"""
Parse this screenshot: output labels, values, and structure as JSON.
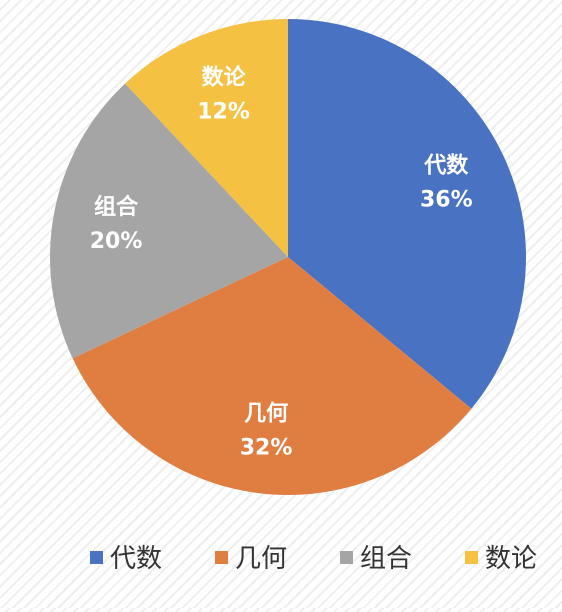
{
  "chart_data": {
    "type": "pie",
    "title": "",
    "slices": [
      {
        "label": "代数",
        "value": 36,
        "value_label": "36%",
        "color": "#4a72c2"
      },
      {
        "label": "几何",
        "value": 32,
        "value_label": "32%",
        "color": "#e07e42"
      },
      {
        "label": "组合",
        "value": 20,
        "value_label": "20%",
        "color": "#a5a5a5"
      },
      {
        "label": "数论",
        "value": 12,
        "value_label": "12%",
        "color": "#f5c142"
      }
    ],
    "start_angle": "12 o'clock",
    "direction": "clockwise",
    "legend": {
      "placement": "bottom"
    },
    "data_labels": "category name and percentage inside each slice, white bold text"
  }
}
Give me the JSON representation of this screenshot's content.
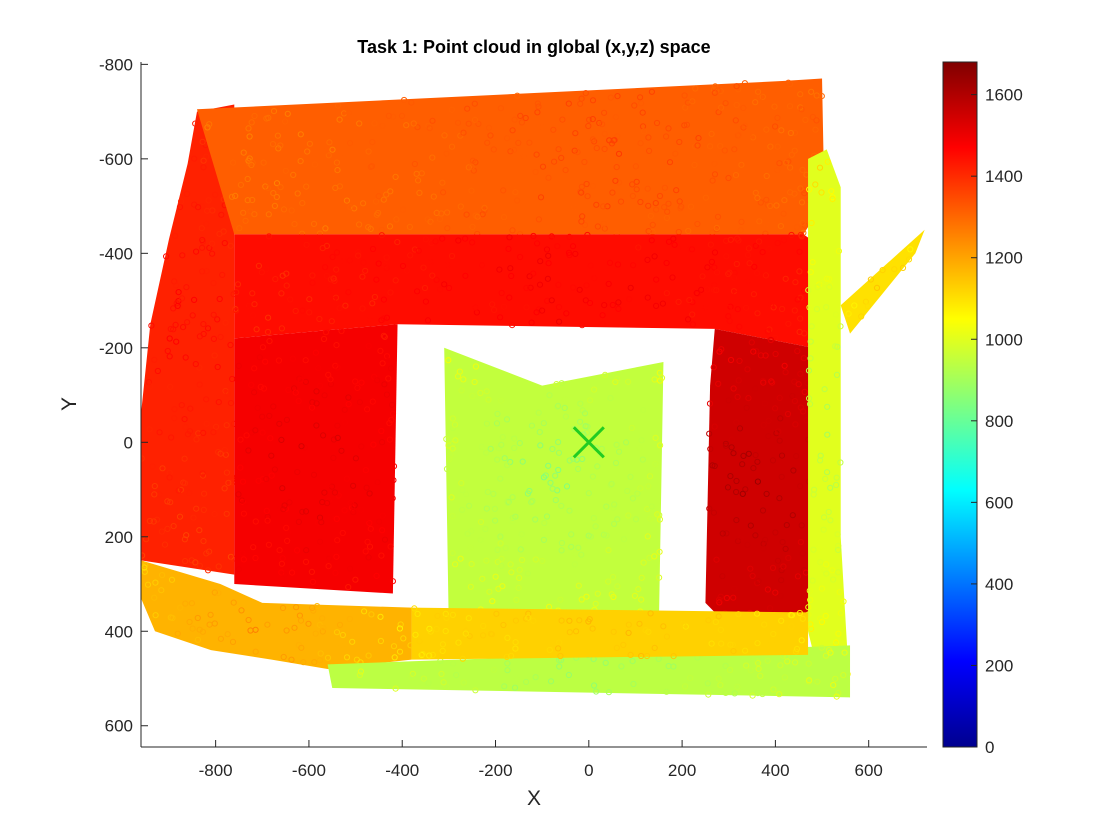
{
  "chart_data": {
    "type": "scatter",
    "title": "Task 1: Point cloud in global (x,y,z) space",
    "xlabel": "X",
    "ylabel": "Y",
    "xlim": [
      -960,
      725
    ],
    "ylim": [
      645,
      -805
    ],
    "y_reversed": true,
    "xticks": [
      -800,
      -600,
      -400,
      -200,
      0,
      200,
      400,
      600
    ],
    "yticks": [
      -800,
      -600,
      -400,
      -200,
      0,
      200,
      400,
      600
    ],
    "colormap": "jet",
    "clim": [
      0,
      1680
    ],
    "colorbar_ticks": [
      0,
      200,
      400,
      600,
      800,
      1000,
      1200,
      1400,
      1600
    ],
    "marker": "open circle",
    "marker_color_encodes": "z",
    "grid": false,
    "regions": [
      {
        "kind": "left-wall",
        "polygon": [
          [
            -960,
            -60
          ],
          [
            -940,
            -250
          ],
          [
            -900,
            -430
          ],
          [
            -860,
            -590
          ],
          [
            -840,
            -700
          ],
          [
            -760,
            -715
          ],
          [
            -760,
            280
          ],
          [
            -960,
            250
          ]
        ],
        "z_inner": 1450,
        "z_outer": 1380
      },
      {
        "kind": "bottom-left-floor",
        "polygon": [
          [
            -960,
            250
          ],
          [
            -790,
            300
          ],
          [
            -700,
            340
          ],
          [
            -380,
            350
          ],
          [
            -380,
            460
          ],
          [
            -560,
            480
          ],
          [
            -680,
            460
          ],
          [
            -810,
            440
          ],
          [
            -930,
            400
          ],
          [
            -960,
            330
          ]
        ],
        "z_inner": 1250,
        "z_outer": 1100
      },
      {
        "kind": "back-wall",
        "polygon": [
          [
            -840,
            -705
          ],
          [
            420,
            -765
          ],
          [
            500,
            -770
          ],
          [
            505,
            -510
          ],
          [
            460,
            -440
          ],
          [
            -760,
            -440
          ]
        ],
        "z_inner": 1350,
        "z_outer": 1280
      },
      {
        "kind": "upper-inner-band",
        "polygon": [
          [
            -760,
            -440
          ],
          [
            460,
            -440
          ],
          [
            490,
            -420
          ],
          [
            480,
            -200
          ],
          [
            270,
            -240
          ],
          [
            -410,
            -250
          ],
          [
            -760,
            -220
          ]
        ],
        "z_inner": 1480,
        "z_outer": 1420
      },
      {
        "kind": "center-left-band",
        "polygon": [
          [
            -760,
            -220
          ],
          [
            -410,
            -250
          ],
          [
            -420,
            320
          ],
          [
            -760,
            300
          ]
        ],
        "z_inner": 1520,
        "z_outer": 1450
      },
      {
        "kind": "right-block",
        "polygon": [
          [
            270,
            -240
          ],
          [
            480,
            -200
          ],
          [
            470,
            400
          ],
          [
            310,
            400
          ],
          [
            250,
            340
          ],
          [
            260,
            -120
          ]
        ],
        "z_inner": 1620,
        "z_outer": 1480
      },
      {
        "kind": "right-strip",
        "polygon": [
          [
            470,
            -600
          ],
          [
            510,
            -620
          ],
          [
            540,
            -540
          ],
          [
            540,
            200
          ],
          [
            560,
            540
          ],
          [
            500,
            520
          ],
          [
            470,
            400
          ]
        ],
        "z_inner": 900,
        "z_outer": 1100
      },
      {
        "kind": "center-floor",
        "polygon": [
          [
            -310,
            -200
          ],
          [
            -100,
            -120
          ],
          [
            160,
            -170
          ],
          [
            150,
            400
          ],
          [
            -300,
            400
          ]
        ],
        "z_inner": 850,
        "z_outer": 1050
      },
      {
        "kind": "bottom-strip",
        "polygon": [
          [
            -560,
            470
          ],
          [
            560,
            430
          ],
          [
            560,
            540
          ],
          [
            -550,
            520
          ]
        ],
        "z_inner": 880,
        "z_outer": 1000
      },
      {
        "kind": "bottom-inner",
        "polygon": [
          [
            -380,
            350
          ],
          [
            470,
            360
          ],
          [
            470,
            450
          ],
          [
            -380,
            460
          ]
        ],
        "z_inner": 1150,
        "z_outer": 1100
      },
      {
        "kind": "right-spray",
        "polygon": [
          [
            540,
            -290
          ],
          [
            720,
            -450
          ],
          [
            700,
            -400
          ],
          [
            560,
            -230
          ]
        ],
        "z_inner": 1150,
        "z_outer": 1050
      }
    ],
    "annotations": [
      {
        "type": "marker",
        "symbol": "x",
        "x": 0,
        "y": 0,
        "color": "#22cc22"
      }
    ]
  }
}
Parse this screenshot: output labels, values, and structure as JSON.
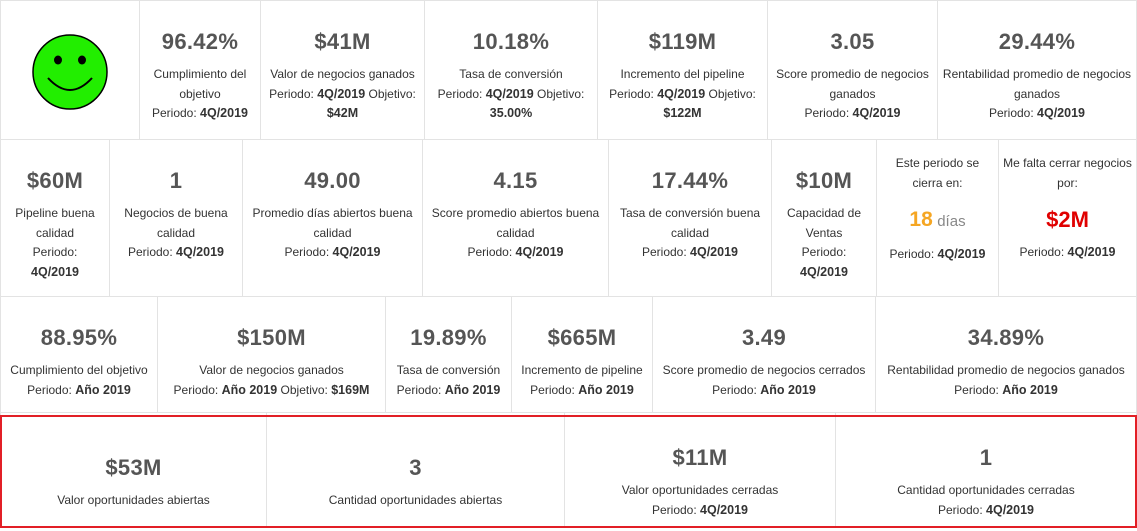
{
  "row1": [
    {
      "value": "96.42%",
      "label": "Cumplimiento del objetivo",
      "period_prefix": "Periodo:",
      "period": "4Q/2019",
      "extra": ""
    },
    {
      "value": "$41M",
      "label": "Valor de negocios ganados",
      "period_prefix": "Periodo:",
      "period": "4Q/2019",
      "extra_prefix": "Objetivo:",
      "extra": "$42M"
    },
    {
      "value": "10.18%",
      "label": "Tasa de conversión",
      "period_prefix": "Periodo:",
      "period": "4Q/2019",
      "extra_prefix": "Objetivo:",
      "extra": "35.00%"
    },
    {
      "value": "$119M",
      "label": "Incremento del pipeline",
      "period_prefix": "Periodo:",
      "period": "4Q/2019",
      "extra_prefix": "Objetivo:",
      "extra": "$122M"
    },
    {
      "value": "3.05",
      "label": "Score promedio de negocios ganados",
      "period_prefix": "Periodo:",
      "period": "4Q/2019"
    },
    {
      "value": "29.44%",
      "label": "Rentabilidad promedio de negocios ganados",
      "period_prefix": "Periodo:",
      "period": "4Q/2019"
    }
  ],
  "row2": [
    {
      "value": "$60M",
      "label": "Pipeline buena calidad",
      "period_prefix": "Periodo:",
      "period": "4Q/2019"
    },
    {
      "value": "1",
      "label": "Negocios de buena calidad",
      "period_prefix": "Periodo:",
      "period": "4Q/2019"
    },
    {
      "value": "49.00",
      "label": "Promedio días abiertos buena calidad",
      "period_prefix": "Periodo:",
      "period": "4Q/2019"
    },
    {
      "value": "4.15",
      "label": "Score promedio abiertos buena calidad",
      "period_prefix": "Periodo:",
      "period": "4Q/2019"
    },
    {
      "value": "17.44%",
      "label": "Tasa de conversión buena calidad",
      "period_prefix": "Periodo:",
      "period": "4Q/2019"
    },
    {
      "value": "$10M",
      "label": "Capacidad de Ventas",
      "period_prefix": "Periodo:",
      "period": "4Q/2019"
    }
  ],
  "closing": {
    "label": "Este periodo se cierra en:",
    "days": "18",
    "days_unit": "días",
    "period_prefix": "Periodo:",
    "period": "4Q/2019"
  },
  "missing": {
    "label": "Me falta cerrar negocios por:",
    "value": "$2M",
    "period_prefix": "Periodo:",
    "period": "4Q/2019"
  },
  "row3": [
    {
      "value": "88.95%",
      "label": "Cumplimiento del objetivo",
      "period_prefix": "Periodo:",
      "period": "Año 2019"
    },
    {
      "value": "$150M",
      "label": "Valor de negocios ganados",
      "period_prefix": "Periodo:",
      "period": "Año 2019",
      "extra_prefix": "Objetivo:",
      "extra": "$169M"
    },
    {
      "value": "19.89%",
      "label": "Tasa de conversión",
      "period_prefix": "Periodo:",
      "period": "Año 2019"
    },
    {
      "value": "$665M",
      "label": "Incremento de pipeline",
      "period_prefix": "Periodo:",
      "period": "Año 2019"
    },
    {
      "value": "3.49",
      "label": "Score promedio de negocios cerrados",
      "period_prefix": "Periodo:",
      "period": "Año 2019"
    },
    {
      "value": "34.89%",
      "label": "Rentabilidad promedio de negocios ganados",
      "period_prefix": "Periodo:",
      "period": "Año 2019"
    }
  ],
  "row4": [
    {
      "value": "$53M",
      "label": "Valor oportunidades abiertas"
    },
    {
      "value": "3",
      "label": "Cantidad oportunidades abiertas"
    },
    {
      "value": "$11M",
      "label": "Valor oportunidades cerradas",
      "period_prefix": "Periodo:",
      "period": "4Q/2019"
    },
    {
      "value": "1",
      "label": "Cantidad oportunidades cerradas",
      "period_prefix": "Periodo:",
      "period": "4Q/2019"
    }
  ],
  "colors": {
    "smiley": "#22ee00",
    "highlight": "#e21f26",
    "orange": "#f5a623",
    "red": "#e00000"
  },
  "icons": {
    "status": "smiley-face-icon"
  }
}
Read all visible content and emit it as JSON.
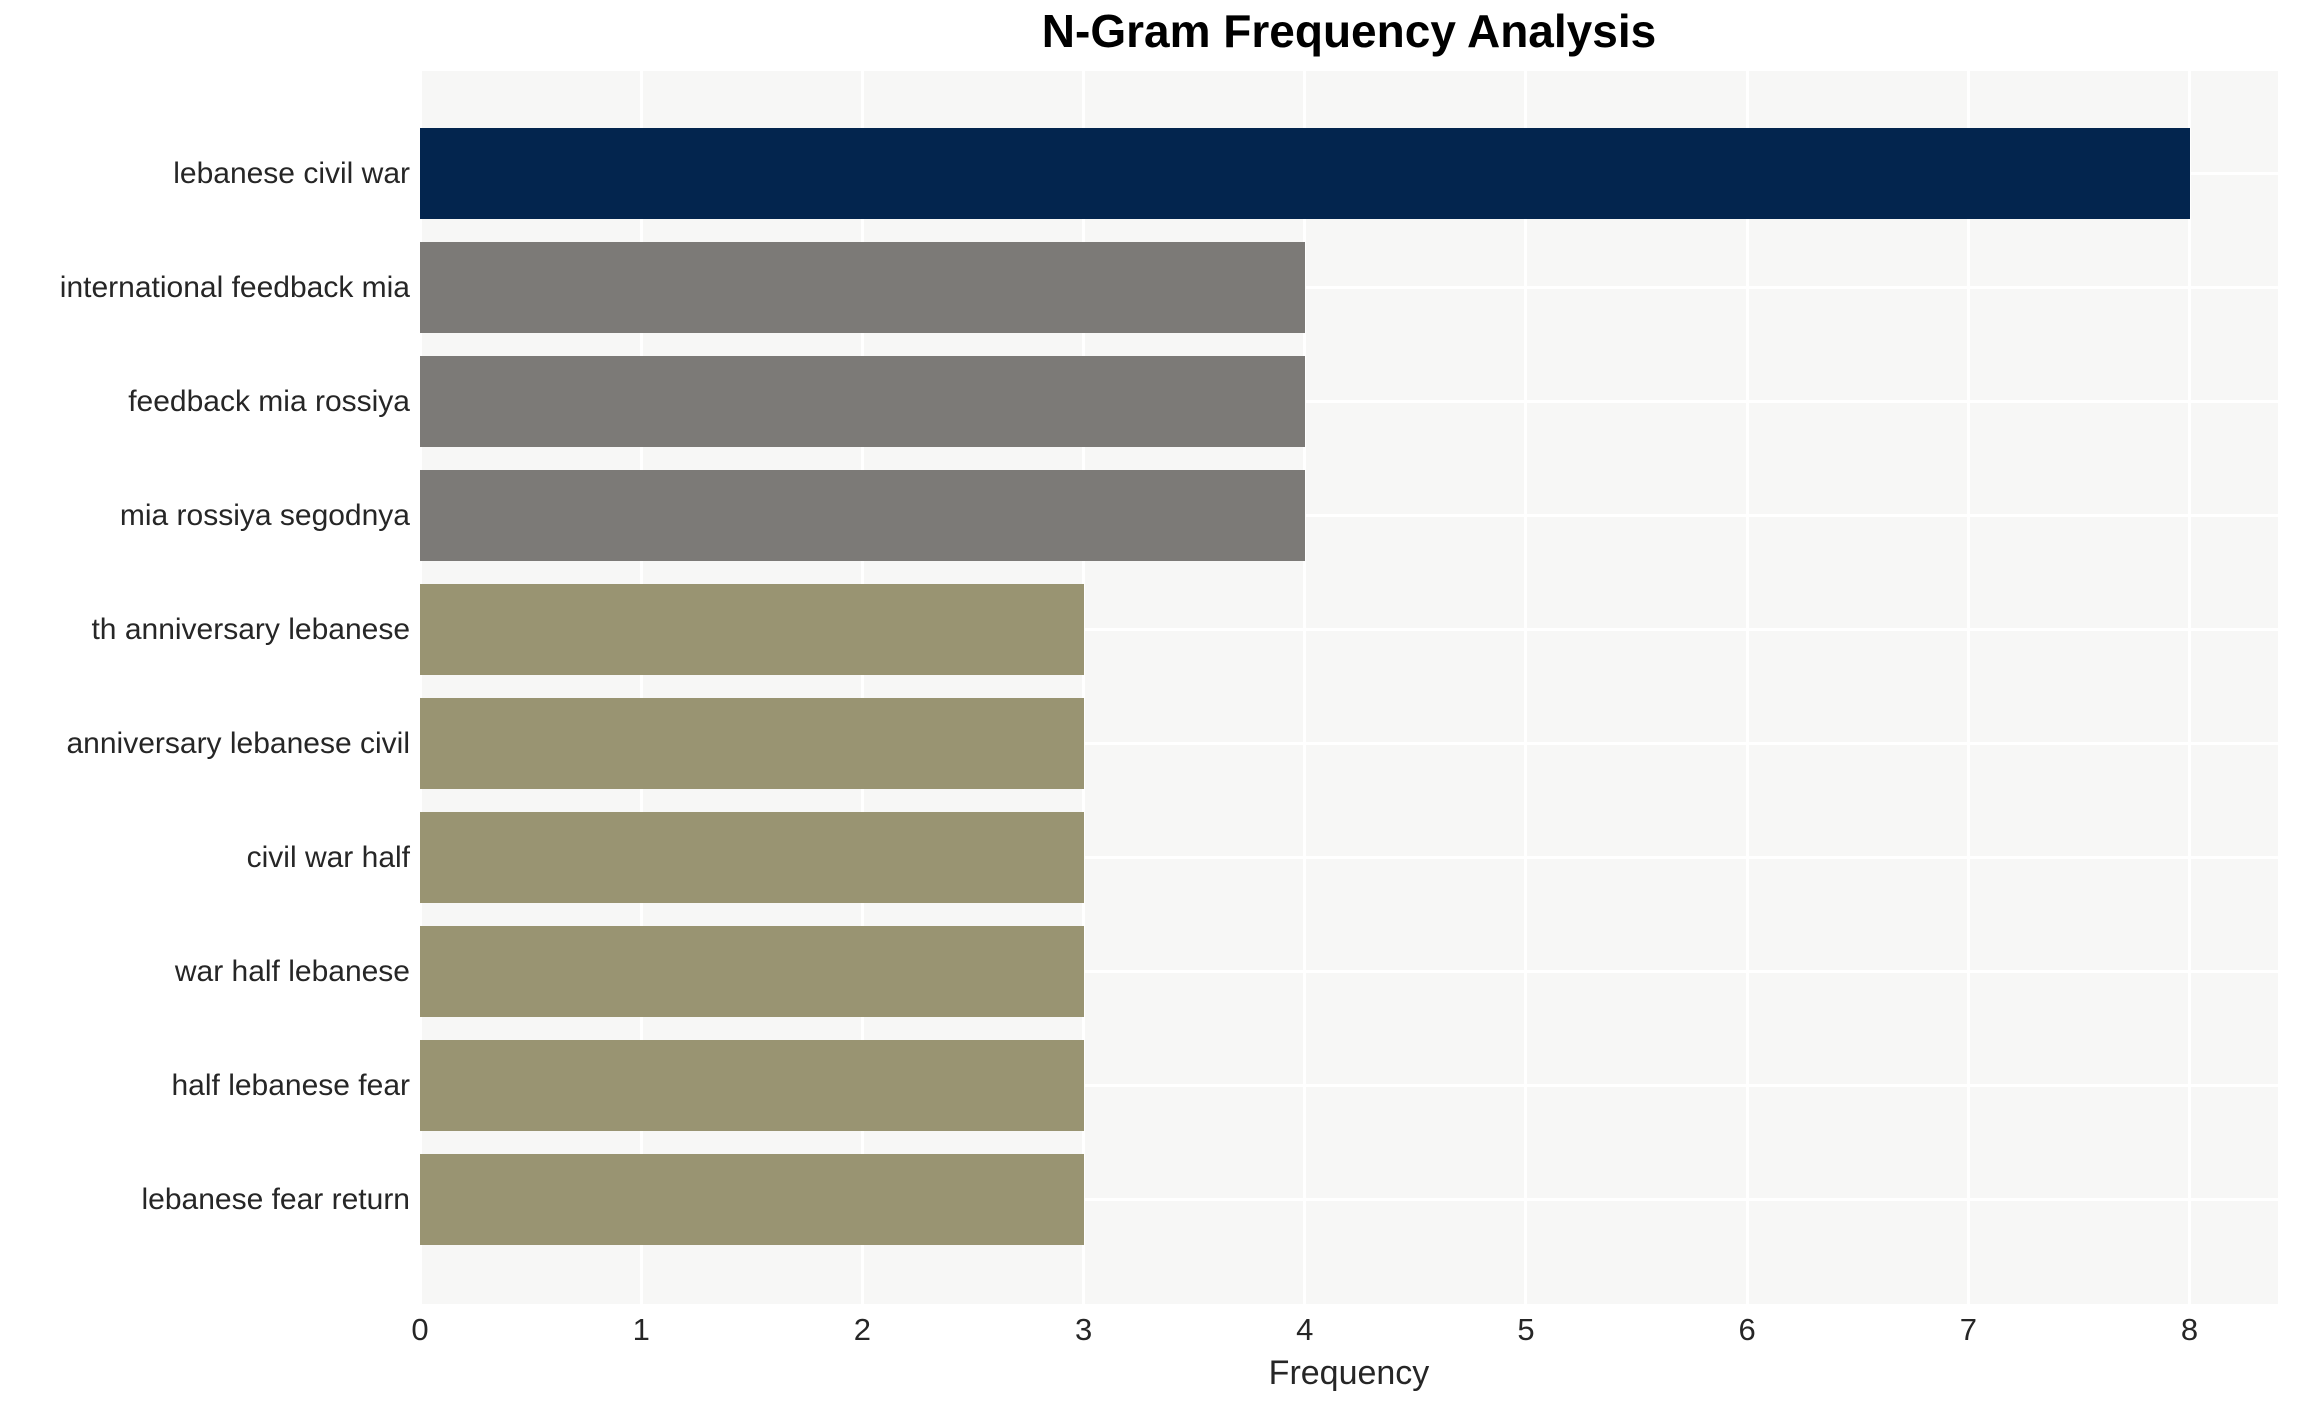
"""
_Aim_.
Lines that hold "right" are the ones to copy; find all of them.

_Finished answer_.
        "kind": "right-block",
        "kind": "right-strip",
        "kind": "right-spray",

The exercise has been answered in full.